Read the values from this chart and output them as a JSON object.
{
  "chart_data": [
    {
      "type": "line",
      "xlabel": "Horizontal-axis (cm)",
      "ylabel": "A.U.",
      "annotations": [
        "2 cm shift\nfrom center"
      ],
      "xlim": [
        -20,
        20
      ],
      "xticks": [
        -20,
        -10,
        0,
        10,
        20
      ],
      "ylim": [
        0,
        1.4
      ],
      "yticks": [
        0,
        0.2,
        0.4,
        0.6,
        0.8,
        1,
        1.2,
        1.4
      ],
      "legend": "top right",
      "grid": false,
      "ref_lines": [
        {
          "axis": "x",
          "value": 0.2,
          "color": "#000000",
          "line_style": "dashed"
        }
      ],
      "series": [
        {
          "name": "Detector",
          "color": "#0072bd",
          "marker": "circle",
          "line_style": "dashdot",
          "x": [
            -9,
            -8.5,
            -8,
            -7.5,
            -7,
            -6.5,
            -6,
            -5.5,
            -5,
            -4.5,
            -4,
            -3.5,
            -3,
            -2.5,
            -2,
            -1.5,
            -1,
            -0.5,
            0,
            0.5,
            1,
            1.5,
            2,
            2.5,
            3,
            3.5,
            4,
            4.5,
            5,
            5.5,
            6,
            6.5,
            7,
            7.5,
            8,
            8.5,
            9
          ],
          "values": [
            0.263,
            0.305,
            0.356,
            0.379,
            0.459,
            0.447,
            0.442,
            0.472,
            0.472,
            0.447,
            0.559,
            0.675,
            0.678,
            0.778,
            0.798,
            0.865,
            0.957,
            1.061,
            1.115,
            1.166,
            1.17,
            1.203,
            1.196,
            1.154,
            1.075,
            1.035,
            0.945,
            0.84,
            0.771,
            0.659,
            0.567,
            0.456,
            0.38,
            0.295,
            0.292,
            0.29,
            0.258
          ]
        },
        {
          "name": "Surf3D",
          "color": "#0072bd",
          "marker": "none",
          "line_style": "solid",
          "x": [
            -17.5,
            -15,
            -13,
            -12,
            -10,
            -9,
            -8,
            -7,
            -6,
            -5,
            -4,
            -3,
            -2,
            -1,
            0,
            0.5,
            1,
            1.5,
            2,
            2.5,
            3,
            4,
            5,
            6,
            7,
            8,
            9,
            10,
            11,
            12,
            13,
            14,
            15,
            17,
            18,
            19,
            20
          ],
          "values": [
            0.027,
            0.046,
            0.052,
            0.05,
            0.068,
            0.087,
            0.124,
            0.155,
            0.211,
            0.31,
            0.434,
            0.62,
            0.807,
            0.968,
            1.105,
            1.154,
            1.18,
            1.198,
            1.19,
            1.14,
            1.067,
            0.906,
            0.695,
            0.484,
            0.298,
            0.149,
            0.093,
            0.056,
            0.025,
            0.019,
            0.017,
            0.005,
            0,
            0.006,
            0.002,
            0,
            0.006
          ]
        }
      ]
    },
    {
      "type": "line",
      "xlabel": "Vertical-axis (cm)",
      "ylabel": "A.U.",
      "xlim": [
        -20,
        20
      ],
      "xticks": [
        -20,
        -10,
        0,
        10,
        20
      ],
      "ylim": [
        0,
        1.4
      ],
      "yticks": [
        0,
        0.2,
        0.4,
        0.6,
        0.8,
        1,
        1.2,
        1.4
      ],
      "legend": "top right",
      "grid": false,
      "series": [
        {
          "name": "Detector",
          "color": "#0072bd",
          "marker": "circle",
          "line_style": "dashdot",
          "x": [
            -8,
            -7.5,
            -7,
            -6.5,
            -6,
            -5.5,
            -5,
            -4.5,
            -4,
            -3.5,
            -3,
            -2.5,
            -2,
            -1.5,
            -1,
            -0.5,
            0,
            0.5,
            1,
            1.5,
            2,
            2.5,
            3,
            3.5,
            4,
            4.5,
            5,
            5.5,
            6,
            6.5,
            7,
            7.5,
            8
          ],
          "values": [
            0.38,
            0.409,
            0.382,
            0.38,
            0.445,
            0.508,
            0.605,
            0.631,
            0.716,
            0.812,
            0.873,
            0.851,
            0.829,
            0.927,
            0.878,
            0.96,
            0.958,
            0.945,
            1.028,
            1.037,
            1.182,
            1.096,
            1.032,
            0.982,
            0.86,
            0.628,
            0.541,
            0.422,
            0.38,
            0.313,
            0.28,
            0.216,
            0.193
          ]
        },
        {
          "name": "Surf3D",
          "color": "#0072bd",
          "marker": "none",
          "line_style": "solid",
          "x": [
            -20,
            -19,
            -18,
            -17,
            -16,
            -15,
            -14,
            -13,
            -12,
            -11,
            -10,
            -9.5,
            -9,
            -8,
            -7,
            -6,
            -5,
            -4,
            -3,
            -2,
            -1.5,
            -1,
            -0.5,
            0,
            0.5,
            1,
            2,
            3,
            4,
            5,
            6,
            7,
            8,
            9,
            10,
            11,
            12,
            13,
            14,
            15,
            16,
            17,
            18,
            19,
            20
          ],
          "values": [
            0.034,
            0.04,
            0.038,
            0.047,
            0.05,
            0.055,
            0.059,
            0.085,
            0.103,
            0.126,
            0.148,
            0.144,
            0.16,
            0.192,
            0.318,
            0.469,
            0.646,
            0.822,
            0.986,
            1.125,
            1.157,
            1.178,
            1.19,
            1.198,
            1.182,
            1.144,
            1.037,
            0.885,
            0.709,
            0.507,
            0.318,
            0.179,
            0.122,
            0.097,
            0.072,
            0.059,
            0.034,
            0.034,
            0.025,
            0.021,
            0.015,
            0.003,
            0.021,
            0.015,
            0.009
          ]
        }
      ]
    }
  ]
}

#### [Problem description]
The records above should be duplicated in full, exactly as given.

#### [Exercise answer]
Read the values from this chart and output them as a JSON object.
{
  "chart_data": [
    {
      "type": "line",
      "xlabel": "Horizontal-axis (cm)",
      "ylabel": "A.U.",
      "annotations": [
        "2 cm shift\nfrom center"
      ],
      "xlim": [
        -20,
        20
      ],
      "xticks": [
        -20,
        -10,
        0,
        10,
        20
      ],
      "ylim": [
        0,
        1.4
      ],
      "yticks": [
        0,
        0.2,
        0.4,
        0.6,
        0.8,
        1,
        1.2,
        1.4
      ],
      "legend": "top right",
      "grid": false,
      "ref_lines": [
        {
          "axis": "x",
          "value": 0.2,
          "color": "#000000",
          "line_style": "dashed"
        }
      ],
      "series": [
        {
          "name": "Detector",
          "color": "#0072bd",
          "marker": "circle",
          "line_style": "dashdot",
          "x": [
            -9,
            -8.5,
            -8,
            -7.5,
            -7,
            -6.5,
            -6,
            -5.5,
            -5,
            -4.5,
            -4,
            -3.5,
            -3,
            -2.5,
            -2,
            -1.5,
            -1,
            -0.5,
            0,
            0.5,
            1,
            1.5,
            2,
            2.5,
            3,
            3.5,
            4,
            4.5,
            5,
            5.5,
            6,
            6.5,
            7,
            7.5,
            8,
            8.5,
            9
          ],
          "values": [
            0.263,
            0.305,
            0.356,
            0.379,
            0.459,
            0.447,
            0.442,
            0.472,
            0.472,
            0.447,
            0.559,
            0.675,
            0.678,
            0.778,
            0.798,
            0.865,
            0.957,
            1.061,
            1.115,
            1.166,
            1.17,
            1.203,
            1.196,
            1.154,
            1.075,
            1.035,
            0.945,
            0.84,
            0.771,
            0.659,
            0.567,
            0.456,
            0.38,
            0.295,
            0.292,
            0.29,
            0.258
          ]
        },
        {
          "name": "Surf3D",
          "color": "#0072bd",
          "marker": "none",
          "line_style": "solid",
          "x": [
            -17.5,
            -15,
            -13,
            -12,
            -10,
            -9,
            -8,
            -7,
            -6,
            -5,
            -4,
            -3,
            -2,
            -1,
            0,
            0.5,
            1,
            1.5,
            2,
            2.5,
            3,
            4,
            5,
            6,
            7,
            8,
            9,
            10,
            11,
            12,
            13,
            14,
            15,
            17,
            18,
            19,
            20
          ],
          "values": [
            0.027,
            0.046,
            0.052,
            0.05,
            0.068,
            0.087,
            0.124,
            0.155,
            0.211,
            0.31,
            0.434,
            0.62,
            0.807,
            0.968,
            1.105,
            1.154,
            1.18,
            1.198,
            1.19,
            1.14,
            1.067,
            0.906,
            0.695,
            0.484,
            0.298,
            0.149,
            0.093,
            0.056,
            0.025,
            0.019,
            0.017,
            0.005,
            0,
            0.006,
            0.002,
            0,
            0.006
          ]
        }
      ]
    },
    {
      "type": "line",
      "xlabel": "Vertical-axis (cm)",
      "ylabel": "A.U.",
      "xlim": [
        -20,
        20
      ],
      "xticks": [
        -20,
        -10,
        0,
        10,
        20
      ],
      "ylim": [
        0,
        1.4
      ],
      "yticks": [
        0,
        0.2,
        0.4,
        0.6,
        0.8,
        1,
        1.2,
        1.4
      ],
      "legend": "top right",
      "grid": false,
      "series": [
        {
          "name": "Detector",
          "color": "#0072bd",
          "marker": "circle",
          "line_style": "dashdot",
          "x": [
            -8,
            -7.5,
            -7,
            -6.5,
            -6,
            -5.5,
            -5,
            -4.5,
            -4,
            -3.5,
            -3,
            -2.5,
            -2,
            -1.5,
            -1,
            -0.5,
            0,
            0.5,
            1,
            1.5,
            2,
            2.5,
            3,
            3.5,
            4,
            4.5,
            5,
            5.5,
            6,
            6.5,
            7,
            7.5,
            8
          ],
          "values": [
            0.38,
            0.409,
            0.382,
            0.38,
            0.445,
            0.508,
            0.605,
            0.631,
            0.716,
            0.812,
            0.873,
            0.851,
            0.829,
            0.927,
            0.878,
            0.96,
            0.958,
            0.945,
            1.028,
            1.037,
            1.182,
            1.096,
            1.032,
            0.982,
            0.86,
            0.628,
            0.541,
            0.422,
            0.38,
            0.313,
            0.28,
            0.216,
            0.193
          ]
        },
        {
          "name": "Surf3D",
          "color": "#0072bd",
          "marker": "none",
          "line_style": "solid",
          "x": [
            -20,
            -19,
            -18,
            -17,
            -16,
            -15,
            -14,
            -13,
            -12,
            -11,
            -10,
            -9.5,
            -9,
            -8,
            -7,
            -6,
            -5,
            -4,
            -3,
            -2,
            -1.5,
            -1,
            -0.5,
            0,
            0.5,
            1,
            2,
            3,
            4,
            5,
            6,
            7,
            8,
            9,
            10,
            11,
            12,
            13,
            14,
            15,
            16,
            17,
            18,
            19,
            20
          ],
          "values": [
            0.034,
            0.04,
            0.038,
            0.047,
            0.05,
            0.055,
            0.059,
            0.085,
            0.103,
            0.126,
            0.148,
            0.144,
            0.16,
            0.192,
            0.318,
            0.469,
            0.646,
            0.822,
            0.986,
            1.125,
            1.157,
            1.178,
            1.19,
            1.198,
            1.182,
            1.144,
            1.037,
            0.885,
            0.709,
            0.507,
            0.318,
            0.179,
            0.122,
            0.097,
            0.072,
            0.059,
            0.034,
            0.034,
            0.025,
            0.021,
            0.015,
            0.003,
            0.021,
            0.015,
            0.009
          ]
        }
      ]
    }
  ]
}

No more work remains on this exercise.